[Records to process]
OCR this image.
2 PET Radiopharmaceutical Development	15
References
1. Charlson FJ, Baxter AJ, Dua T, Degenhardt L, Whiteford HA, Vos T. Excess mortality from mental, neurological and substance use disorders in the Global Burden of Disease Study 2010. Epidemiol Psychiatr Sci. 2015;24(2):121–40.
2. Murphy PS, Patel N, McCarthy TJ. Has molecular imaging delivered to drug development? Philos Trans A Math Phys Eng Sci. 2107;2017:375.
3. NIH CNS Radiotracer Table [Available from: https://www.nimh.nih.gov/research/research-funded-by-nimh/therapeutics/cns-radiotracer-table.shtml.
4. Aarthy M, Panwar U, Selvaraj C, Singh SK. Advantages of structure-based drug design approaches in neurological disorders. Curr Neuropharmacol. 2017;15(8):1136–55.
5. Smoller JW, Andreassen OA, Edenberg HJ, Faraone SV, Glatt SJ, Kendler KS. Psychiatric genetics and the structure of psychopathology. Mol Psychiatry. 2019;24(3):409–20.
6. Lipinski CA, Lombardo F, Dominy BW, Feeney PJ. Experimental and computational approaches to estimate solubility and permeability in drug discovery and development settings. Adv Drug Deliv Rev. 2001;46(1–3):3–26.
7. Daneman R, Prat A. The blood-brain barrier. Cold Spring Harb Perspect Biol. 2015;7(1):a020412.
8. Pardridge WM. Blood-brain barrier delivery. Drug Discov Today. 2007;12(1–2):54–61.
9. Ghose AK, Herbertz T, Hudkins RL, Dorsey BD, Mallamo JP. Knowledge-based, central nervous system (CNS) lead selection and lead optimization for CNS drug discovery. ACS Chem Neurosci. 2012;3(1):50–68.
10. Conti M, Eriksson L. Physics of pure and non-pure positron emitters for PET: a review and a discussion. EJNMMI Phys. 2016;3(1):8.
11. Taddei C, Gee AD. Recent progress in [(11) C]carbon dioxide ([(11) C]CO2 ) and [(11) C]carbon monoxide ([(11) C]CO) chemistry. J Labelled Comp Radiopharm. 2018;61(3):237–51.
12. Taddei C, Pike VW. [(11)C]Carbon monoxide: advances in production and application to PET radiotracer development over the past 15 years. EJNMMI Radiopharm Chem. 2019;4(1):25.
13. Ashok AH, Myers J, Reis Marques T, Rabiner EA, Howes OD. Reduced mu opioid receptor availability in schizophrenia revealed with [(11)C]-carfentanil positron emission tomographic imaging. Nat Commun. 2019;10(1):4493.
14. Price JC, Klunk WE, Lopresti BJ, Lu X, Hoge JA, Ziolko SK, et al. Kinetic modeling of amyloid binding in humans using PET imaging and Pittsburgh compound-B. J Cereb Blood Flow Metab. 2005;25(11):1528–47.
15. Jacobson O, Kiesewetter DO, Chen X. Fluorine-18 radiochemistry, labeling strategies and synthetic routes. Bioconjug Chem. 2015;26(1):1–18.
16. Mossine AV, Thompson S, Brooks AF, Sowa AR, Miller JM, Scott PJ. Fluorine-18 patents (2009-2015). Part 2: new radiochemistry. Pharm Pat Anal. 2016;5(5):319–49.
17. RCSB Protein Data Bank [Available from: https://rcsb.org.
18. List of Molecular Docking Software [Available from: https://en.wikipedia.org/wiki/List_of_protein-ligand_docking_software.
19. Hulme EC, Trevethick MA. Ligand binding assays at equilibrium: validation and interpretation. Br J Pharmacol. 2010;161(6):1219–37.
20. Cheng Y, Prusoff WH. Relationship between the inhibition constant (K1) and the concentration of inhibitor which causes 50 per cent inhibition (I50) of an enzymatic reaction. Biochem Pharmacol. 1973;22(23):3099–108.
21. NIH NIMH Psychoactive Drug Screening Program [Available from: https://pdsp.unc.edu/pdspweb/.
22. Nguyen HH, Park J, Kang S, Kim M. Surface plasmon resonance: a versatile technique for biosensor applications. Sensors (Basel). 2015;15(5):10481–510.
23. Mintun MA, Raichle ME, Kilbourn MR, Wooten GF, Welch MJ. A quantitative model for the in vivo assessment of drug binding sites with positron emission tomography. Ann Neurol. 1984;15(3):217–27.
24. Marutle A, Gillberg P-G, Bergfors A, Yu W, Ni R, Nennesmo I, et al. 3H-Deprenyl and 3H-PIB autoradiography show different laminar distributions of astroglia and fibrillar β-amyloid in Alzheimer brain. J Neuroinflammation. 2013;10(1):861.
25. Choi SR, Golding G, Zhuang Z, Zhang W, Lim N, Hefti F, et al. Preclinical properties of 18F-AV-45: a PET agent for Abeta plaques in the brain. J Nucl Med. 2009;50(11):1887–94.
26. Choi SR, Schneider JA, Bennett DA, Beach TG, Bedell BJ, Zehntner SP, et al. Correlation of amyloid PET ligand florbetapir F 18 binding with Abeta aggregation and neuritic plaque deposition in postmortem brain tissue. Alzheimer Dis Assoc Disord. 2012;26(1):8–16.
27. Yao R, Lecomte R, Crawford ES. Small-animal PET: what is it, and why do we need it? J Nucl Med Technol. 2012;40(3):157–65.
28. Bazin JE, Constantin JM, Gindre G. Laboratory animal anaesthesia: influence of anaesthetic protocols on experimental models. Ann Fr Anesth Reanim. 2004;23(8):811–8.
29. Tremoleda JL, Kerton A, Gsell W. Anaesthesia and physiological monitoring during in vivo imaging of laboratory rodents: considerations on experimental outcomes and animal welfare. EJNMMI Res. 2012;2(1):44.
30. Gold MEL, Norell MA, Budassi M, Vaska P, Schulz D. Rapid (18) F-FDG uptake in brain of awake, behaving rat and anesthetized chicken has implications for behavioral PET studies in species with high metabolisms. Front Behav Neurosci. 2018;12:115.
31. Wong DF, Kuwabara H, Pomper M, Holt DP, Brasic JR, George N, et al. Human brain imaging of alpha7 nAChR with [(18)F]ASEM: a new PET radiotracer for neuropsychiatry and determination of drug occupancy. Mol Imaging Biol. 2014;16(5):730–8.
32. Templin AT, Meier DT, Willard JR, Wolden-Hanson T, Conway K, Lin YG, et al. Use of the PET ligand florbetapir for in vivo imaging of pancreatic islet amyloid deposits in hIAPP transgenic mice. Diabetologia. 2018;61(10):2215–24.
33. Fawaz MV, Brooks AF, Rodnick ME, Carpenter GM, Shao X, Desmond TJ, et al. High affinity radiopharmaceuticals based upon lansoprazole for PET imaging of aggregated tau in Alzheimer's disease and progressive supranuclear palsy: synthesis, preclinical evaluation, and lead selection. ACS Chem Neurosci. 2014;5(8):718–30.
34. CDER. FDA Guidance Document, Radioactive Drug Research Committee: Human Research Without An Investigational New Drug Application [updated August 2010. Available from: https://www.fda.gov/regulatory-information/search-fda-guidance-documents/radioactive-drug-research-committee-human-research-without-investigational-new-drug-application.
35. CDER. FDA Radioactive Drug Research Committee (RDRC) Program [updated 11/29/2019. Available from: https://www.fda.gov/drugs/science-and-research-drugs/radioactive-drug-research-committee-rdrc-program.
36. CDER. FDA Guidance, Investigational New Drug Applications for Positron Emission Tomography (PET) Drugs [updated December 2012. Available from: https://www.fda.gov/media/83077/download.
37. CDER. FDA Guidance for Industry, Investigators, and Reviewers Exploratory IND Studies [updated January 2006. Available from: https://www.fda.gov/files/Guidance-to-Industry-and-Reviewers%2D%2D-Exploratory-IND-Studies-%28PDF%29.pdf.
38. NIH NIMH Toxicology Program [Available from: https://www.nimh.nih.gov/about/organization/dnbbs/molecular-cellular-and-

[What is being asked]
Each record must appear again, word for word.

[Answer space]
OCR this image.
2 PET Radiopharmaceutical Development	15
References
1. Charlson FJ, Baxter AJ, Dua T, Degenhardt L, Whiteford HA, Vos T. Excess mortality from mental, neurological and substance use disorders in the Global Burden of Disease Study 2010. Epidemiol Psychiatr Sci. 2015;24(2):121–40.
2. Murphy PS, Patel N, McCarthy TJ. Has molecular imaging delivered to drug development? Philos Trans A Math Phys Eng Sci. 2107;2017:375.
3. NIH CNS Radiotracer Table [Available from: https://www.nimh.nih.gov/research/research-funded-by-nimh/therapeutics/cns-radiotracer-table.shtml.
4. Aarthy M, Panwar U, Selvaraj C, Singh SK. Advantages of structure-based drug design approaches in neurological disorders. Curr Neuropharmacol. 2017;15(8):1136–55.
5. Smoller JW, Andreassen OA, Edenberg HJ, Faraone SV, Glatt SJ, Kendler KS. Psychiatric genetics and the structure of psychopathology. Mol Psychiatry. 2019;24(3):409–20.
6. Lipinski CA, Lombardo F, Dominy BW, Feeney PJ. Experimental and computational approaches to estimate solubility and permeability in drug discovery and development settings. Adv Drug Deliv Rev. 2001;46(1–3):3–26.
7. Daneman R, Prat A. The blood-brain barrier. Cold Spring Harb Perspect Biol. 2015;7(1):a020412.
8. Pardridge WM. Blood-brain barrier delivery. Drug Discov Today. 2007;12(1–2):54–61.
9. Ghose AK, Herbertz T, Hudkins RL, Dorsey BD, Mallamo JP. Knowledge-based, central nervous system (CNS) lead selection and lead optimization for CNS drug discovery. ACS Chem Neurosci. 2012;3(1):50–68.
10. Conti M, Eriksson L. Physics of pure and non-pure positron emitters for PET: a review and a discussion. EJNMMI Phys. 2016;3(1):8.
11. Taddei C, Gee AD. Recent progress in [(11) C]carbon dioxide ([(11) C]CO2 ) and [(11) C]carbon monoxide ([(11) C]CO) chemistry. J Labelled Comp Radiopharm. 2018;61(3):237–51.
12. Taddei C, Pike VW. [(11)C]Carbon monoxide: advances in production and application to PET radiotracer development over the past 15 years. EJNMMI Radiopharm Chem. 2019;4(1):25.
13. Ashok AH, Myers J, Reis Marques T, Rabiner EA, Howes OD. Reduced mu opioid receptor availability in schizophrenia revealed with [(11)C]-carfentanil positron emission tomographic imaging. Nat Commun. 2019;10(1):4493.
14. Price JC, Klunk WE, Lopresti BJ, Lu X, Hoge JA, Ziolko SK, et al. Kinetic modeling of amyloid binding in humans using PET imaging and Pittsburgh compound-B. J Cereb Blood Flow Metab. 2005;25(11):1528–47.
15. Jacobson O, Kiesewetter DO, Chen X. Fluorine-18 radiochemistry, labeling strategies and synthetic routes. Bioconjug Chem. 2015;26(1):1–18.
16. Mossine AV, Thompson S, Brooks AF, Sowa AR, Miller JM, Scott PJ. Fluorine-18 patents (2009-2015). Part 2: new radiochemistry. Pharm Pat Anal. 2016;5(5):319–49.
17. RCSB Protein Data Bank [Available from: https://rcsb.org.
18. List of Molecular Docking Software [Available from: https://en.wikipedia.org/wiki/List_of_protein-ligand_docking_software.
19. Hulme EC, Trevethick MA. Ligand binding assays at equilibrium: validation and interpretation. Br J Pharmacol. 2010;161(6):1219–37.
20. Cheng Y, Prusoff WH. Relationship between the inhibition constant (K1) and the concentration of inhibitor which causes 50 per cent inhibition (I50) of an enzymatic reaction. Biochem Pharmacol. 1973;22(23):3099–108.
21. NIH NIMH Psychoactive Drug Screening Program [Available from: https://pdsp.unc.edu/pdspweb/.
22. Nguyen HH, Park J, Kang S, Kim M. Surface plasmon resonance: a versatile technique for biosensor applications. Sensors (Basel). 2015;15(5):10481–510.
23. Mintun MA, Raichle ME, Kilbourn MR, Wooten GF, Welch MJ. A quantitative model for the in vivo assessment of drug binding sites with positron emission tomography. Ann Neurol. 1984;15(3):217–27.
24. Marutle A, Gillberg P-G, Bergfors A, Yu W, Ni R, Nennesmo I, et al. 3H-Deprenyl and 3H-PIB autoradiography show different laminar distributions of astroglia and fibrillar β-amyloid in Alzheimer brain. J Neuroinflammation. 2013;10(1):861.
25. Choi SR, Golding G, Zhuang Z, Zhang W, Lim N, Hefti F, et al. Preclinical properties of 18F-AV-45: a PET agent for Abeta plaques in the brain. J Nucl Med. 2009;50(11):1887–94.
26. Choi SR, Schneider JA, Bennett DA, Beach TG, Bedell BJ, Zehntner SP, et al. Correlation of amyloid PET ligand florbetapir F 18 binding with Abeta aggregation and neuritic plaque deposition in postmortem brain tissue. Alzheimer Dis Assoc Disord. 2012;26(1):8–16.
27. Yao R, Lecomte R, Crawford ES. Small-animal PET: what is it, and why do we need it? J Nucl Med Technol. 2012;40(3):157–65.
28. Bazin JE, Constantin JM, Gindre G. Laboratory animal anaesthesia: influence of anaesthetic protocols on experimental models. Ann Fr Anesth Reanim. 2004;23(8):811–8.
29. Tremoleda JL, Kerton A, Gsell W. Anaesthesia and physiological monitoring during in vivo imaging of laboratory rodents: considerations on experimental outcomes and animal welfare. EJNMMI Res. 2012;2(1):44.
30. Gold MEL, Norell MA, Budassi M, Vaska P, Schulz D. Rapid (18) F-FDG uptake in brain of awake, behaving rat and anesthetized chicken has implications for behavioral PET studies in species with high metabolisms. Front Behav Neurosci. 2018;12:115.
31. Wong DF, Kuwabara H, Pomper M, Holt DP, Brasic JR, George N, et al. Human brain imaging of alpha7 nAChR with [(18)F]ASEM: a new PET radiotracer for neuropsychiatry and determination of drug occupancy. Mol Imaging Biol. 2014;16(5):730–8.
32. Templin AT, Meier DT, Willard JR, Wolden-Hanson T, Conway K, Lin YG, et al. Use of the PET ligand florbetapir for in vivo imaging of pancreatic islet amyloid deposits in hIAPP transgenic mice. Diabetologia. 2018;61(10):2215–24.
33. Fawaz MV, Brooks AF, Rodnick ME, Carpenter GM, Shao X, Desmond TJ, et al. High affinity radiopharmaceuticals based upon lansoprazole for PET imaging of aggregated tau in Alzheimer's disease and progressive supranuclear palsy: synthesis, preclinical evaluation, and lead selection. ACS Chem Neurosci. 2014;5(8):718–30.
34. CDER. FDA Guidance Document, Radioactive Drug Research Committee: Human Research Without An Investigational New Drug Application [updated August 2010. Available from: https://www.fda.gov/regulatory-information/search-fda-guidance-documents/radioactive-drug-research-committee-human-research-without-investigational-new-drug-application.
35. CDER. FDA Radioactive Drug Research Committee (RDRC) Program [updated 11/29/2019. Available from: https://www.fda.gov/drugs/science-and-research-drugs/radioactive-drug-research-committee-rdrc-program.
36. CDER. FDA Guidance, Investigational New Drug Applications for Positron Emission Tomography (PET) Drugs [updated December 2012. Available from: https://www.fda.gov/media/83077/download.
37. CDER. FDA Guidance for Industry, Investigators, and Reviewers Exploratory IND Studies [updated January 2006. Available from: https://www.fda.gov/files/Guidance-to-Industry-and-Reviewers%2D%2D-Exploratory-IND-Studies-%28PDF%29.pdf.
38. NIH NIMH Toxicology Program [Available from: https://www.nimh.nih.gov/about/organization/dnbbs/molecular-cellular-and-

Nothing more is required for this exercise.